#### Work to do
Go through the records and copy each line where the word "Production" occurs.
---- Records for processing
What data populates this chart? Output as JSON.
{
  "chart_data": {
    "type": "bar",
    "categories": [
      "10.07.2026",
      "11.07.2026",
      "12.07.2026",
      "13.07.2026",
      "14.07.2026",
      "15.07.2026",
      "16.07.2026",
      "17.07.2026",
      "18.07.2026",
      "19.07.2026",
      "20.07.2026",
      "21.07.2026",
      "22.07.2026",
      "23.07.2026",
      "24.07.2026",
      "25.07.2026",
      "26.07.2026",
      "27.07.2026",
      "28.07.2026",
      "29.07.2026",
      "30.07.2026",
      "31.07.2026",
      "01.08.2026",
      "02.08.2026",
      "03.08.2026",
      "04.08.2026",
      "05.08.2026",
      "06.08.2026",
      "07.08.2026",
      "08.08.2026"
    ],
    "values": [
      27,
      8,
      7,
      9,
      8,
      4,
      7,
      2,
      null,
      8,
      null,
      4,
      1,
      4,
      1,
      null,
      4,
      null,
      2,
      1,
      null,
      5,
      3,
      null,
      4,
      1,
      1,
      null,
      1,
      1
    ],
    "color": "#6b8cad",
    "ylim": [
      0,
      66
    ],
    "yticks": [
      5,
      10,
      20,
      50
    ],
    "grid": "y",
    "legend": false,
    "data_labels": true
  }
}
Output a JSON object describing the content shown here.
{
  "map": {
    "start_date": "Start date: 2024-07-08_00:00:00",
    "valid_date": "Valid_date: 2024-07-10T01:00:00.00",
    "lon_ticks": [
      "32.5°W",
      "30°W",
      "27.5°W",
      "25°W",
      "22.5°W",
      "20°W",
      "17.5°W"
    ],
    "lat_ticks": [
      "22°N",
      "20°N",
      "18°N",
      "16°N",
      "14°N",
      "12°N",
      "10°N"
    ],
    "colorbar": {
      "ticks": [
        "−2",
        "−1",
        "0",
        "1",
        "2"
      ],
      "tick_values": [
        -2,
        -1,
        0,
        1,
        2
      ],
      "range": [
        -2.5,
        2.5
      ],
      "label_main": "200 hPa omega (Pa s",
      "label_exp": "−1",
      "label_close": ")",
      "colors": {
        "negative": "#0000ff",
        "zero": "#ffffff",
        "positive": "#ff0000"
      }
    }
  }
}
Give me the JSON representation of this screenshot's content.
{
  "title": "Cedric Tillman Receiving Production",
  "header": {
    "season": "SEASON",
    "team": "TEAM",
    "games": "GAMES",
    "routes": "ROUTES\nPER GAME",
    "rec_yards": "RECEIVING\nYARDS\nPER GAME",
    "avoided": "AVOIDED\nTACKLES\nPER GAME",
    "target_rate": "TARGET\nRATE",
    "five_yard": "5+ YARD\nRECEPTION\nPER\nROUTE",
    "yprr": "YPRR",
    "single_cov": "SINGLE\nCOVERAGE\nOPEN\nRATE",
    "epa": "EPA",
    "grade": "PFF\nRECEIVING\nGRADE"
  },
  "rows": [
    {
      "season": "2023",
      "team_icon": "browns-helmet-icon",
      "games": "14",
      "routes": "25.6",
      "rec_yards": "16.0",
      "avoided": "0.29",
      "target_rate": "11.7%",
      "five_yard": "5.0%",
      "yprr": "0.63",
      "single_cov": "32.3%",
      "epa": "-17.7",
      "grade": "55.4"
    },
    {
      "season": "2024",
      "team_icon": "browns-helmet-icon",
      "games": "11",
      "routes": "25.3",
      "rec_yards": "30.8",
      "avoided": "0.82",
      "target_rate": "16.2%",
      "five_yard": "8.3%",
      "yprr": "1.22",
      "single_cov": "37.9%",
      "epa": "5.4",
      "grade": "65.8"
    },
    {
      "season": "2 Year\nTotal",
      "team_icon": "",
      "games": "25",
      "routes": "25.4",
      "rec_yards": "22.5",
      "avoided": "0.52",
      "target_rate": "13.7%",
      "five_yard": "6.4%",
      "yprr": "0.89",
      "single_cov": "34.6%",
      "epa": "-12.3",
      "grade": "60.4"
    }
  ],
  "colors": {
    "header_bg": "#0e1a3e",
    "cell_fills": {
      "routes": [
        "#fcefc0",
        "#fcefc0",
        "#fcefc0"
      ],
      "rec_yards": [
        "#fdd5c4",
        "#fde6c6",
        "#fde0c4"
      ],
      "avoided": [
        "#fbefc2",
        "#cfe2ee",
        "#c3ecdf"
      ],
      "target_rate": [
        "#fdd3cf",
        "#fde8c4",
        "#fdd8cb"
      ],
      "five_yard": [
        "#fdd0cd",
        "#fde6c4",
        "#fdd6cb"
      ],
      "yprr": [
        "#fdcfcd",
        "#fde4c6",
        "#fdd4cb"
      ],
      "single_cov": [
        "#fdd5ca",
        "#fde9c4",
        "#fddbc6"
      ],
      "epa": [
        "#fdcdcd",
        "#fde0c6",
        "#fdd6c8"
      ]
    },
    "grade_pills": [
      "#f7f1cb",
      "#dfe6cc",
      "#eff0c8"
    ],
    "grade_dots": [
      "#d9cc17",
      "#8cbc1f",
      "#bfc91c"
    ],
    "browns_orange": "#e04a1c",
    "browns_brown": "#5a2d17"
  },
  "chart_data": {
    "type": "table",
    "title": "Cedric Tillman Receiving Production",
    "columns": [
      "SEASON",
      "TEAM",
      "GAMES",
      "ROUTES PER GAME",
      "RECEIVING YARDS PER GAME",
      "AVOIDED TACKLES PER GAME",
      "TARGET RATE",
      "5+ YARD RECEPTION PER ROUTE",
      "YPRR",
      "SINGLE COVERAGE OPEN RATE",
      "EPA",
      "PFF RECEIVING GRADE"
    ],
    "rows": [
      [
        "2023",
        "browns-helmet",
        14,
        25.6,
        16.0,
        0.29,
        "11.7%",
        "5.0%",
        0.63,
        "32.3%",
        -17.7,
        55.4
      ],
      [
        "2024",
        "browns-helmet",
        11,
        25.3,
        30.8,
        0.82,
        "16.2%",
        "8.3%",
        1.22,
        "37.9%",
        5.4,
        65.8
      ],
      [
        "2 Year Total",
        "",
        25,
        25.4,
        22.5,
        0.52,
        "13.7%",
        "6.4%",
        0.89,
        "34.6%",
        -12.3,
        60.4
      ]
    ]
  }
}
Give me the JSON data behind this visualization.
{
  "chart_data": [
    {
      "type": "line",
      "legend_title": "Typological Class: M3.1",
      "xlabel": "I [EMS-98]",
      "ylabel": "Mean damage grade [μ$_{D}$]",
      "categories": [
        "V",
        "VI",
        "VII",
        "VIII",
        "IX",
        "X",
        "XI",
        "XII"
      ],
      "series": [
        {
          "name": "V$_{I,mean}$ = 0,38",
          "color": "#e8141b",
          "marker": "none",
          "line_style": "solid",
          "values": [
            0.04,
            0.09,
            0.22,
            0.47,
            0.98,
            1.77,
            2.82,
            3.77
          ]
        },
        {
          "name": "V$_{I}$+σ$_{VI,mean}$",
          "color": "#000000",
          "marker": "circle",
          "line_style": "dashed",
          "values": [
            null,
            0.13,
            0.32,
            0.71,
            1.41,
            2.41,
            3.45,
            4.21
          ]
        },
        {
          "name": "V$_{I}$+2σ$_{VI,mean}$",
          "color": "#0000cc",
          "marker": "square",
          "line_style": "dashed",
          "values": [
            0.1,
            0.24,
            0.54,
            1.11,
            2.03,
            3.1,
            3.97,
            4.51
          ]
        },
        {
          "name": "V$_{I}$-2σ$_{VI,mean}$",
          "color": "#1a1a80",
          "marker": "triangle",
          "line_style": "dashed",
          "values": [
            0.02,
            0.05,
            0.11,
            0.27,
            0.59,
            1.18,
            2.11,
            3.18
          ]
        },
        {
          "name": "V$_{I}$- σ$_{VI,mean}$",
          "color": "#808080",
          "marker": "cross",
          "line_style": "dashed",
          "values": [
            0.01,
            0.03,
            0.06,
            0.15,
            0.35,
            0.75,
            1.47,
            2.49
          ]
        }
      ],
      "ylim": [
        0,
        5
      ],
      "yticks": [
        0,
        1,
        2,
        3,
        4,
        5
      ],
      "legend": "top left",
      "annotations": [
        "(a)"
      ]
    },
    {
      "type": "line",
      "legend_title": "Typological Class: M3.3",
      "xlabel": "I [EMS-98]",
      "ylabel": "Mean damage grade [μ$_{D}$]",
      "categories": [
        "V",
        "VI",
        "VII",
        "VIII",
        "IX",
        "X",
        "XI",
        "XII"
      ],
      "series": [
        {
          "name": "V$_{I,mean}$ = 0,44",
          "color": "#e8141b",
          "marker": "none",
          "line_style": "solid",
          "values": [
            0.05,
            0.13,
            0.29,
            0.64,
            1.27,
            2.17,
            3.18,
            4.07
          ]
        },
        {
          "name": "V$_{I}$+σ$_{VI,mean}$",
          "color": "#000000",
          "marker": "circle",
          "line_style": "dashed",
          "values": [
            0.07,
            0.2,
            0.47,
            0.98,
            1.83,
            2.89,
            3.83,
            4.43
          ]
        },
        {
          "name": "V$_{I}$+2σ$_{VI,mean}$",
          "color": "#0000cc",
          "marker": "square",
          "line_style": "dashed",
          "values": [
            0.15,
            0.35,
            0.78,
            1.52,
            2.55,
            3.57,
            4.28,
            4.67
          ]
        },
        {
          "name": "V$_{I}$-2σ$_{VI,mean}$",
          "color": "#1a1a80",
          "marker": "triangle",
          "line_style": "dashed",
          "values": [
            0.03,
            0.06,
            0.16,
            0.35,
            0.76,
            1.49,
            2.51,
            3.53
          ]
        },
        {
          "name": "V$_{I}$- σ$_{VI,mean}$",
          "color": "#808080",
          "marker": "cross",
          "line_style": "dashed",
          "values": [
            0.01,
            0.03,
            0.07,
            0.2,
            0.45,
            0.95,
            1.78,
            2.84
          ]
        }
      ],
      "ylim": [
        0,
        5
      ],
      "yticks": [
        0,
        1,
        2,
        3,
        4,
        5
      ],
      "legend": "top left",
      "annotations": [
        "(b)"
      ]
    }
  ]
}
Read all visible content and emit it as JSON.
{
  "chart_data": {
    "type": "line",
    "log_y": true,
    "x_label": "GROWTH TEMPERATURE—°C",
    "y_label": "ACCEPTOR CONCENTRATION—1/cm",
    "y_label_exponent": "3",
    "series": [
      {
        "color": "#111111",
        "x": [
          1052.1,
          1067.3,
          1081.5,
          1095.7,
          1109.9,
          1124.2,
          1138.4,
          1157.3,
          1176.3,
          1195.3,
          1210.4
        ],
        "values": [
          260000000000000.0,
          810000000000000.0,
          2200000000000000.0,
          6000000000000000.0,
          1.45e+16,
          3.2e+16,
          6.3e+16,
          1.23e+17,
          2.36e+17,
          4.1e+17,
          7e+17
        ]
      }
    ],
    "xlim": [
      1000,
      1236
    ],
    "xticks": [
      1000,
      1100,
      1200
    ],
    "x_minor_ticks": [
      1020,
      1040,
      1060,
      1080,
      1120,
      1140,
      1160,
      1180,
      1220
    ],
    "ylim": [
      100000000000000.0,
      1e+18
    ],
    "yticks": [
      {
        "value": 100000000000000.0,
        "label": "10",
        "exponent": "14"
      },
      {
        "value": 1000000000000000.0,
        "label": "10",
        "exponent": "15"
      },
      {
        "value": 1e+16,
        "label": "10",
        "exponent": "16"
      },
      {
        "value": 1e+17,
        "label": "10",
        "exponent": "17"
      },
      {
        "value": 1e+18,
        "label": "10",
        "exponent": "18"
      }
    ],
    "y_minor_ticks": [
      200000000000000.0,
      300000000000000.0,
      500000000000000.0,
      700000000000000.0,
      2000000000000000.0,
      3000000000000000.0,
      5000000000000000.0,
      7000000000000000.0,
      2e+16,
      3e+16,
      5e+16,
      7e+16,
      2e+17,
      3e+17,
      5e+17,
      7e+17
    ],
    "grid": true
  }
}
--------
#### Complete output
  "title": "Cedric Tillman Receiving Production",
    "title": "Cedric Tillman Receiving Production",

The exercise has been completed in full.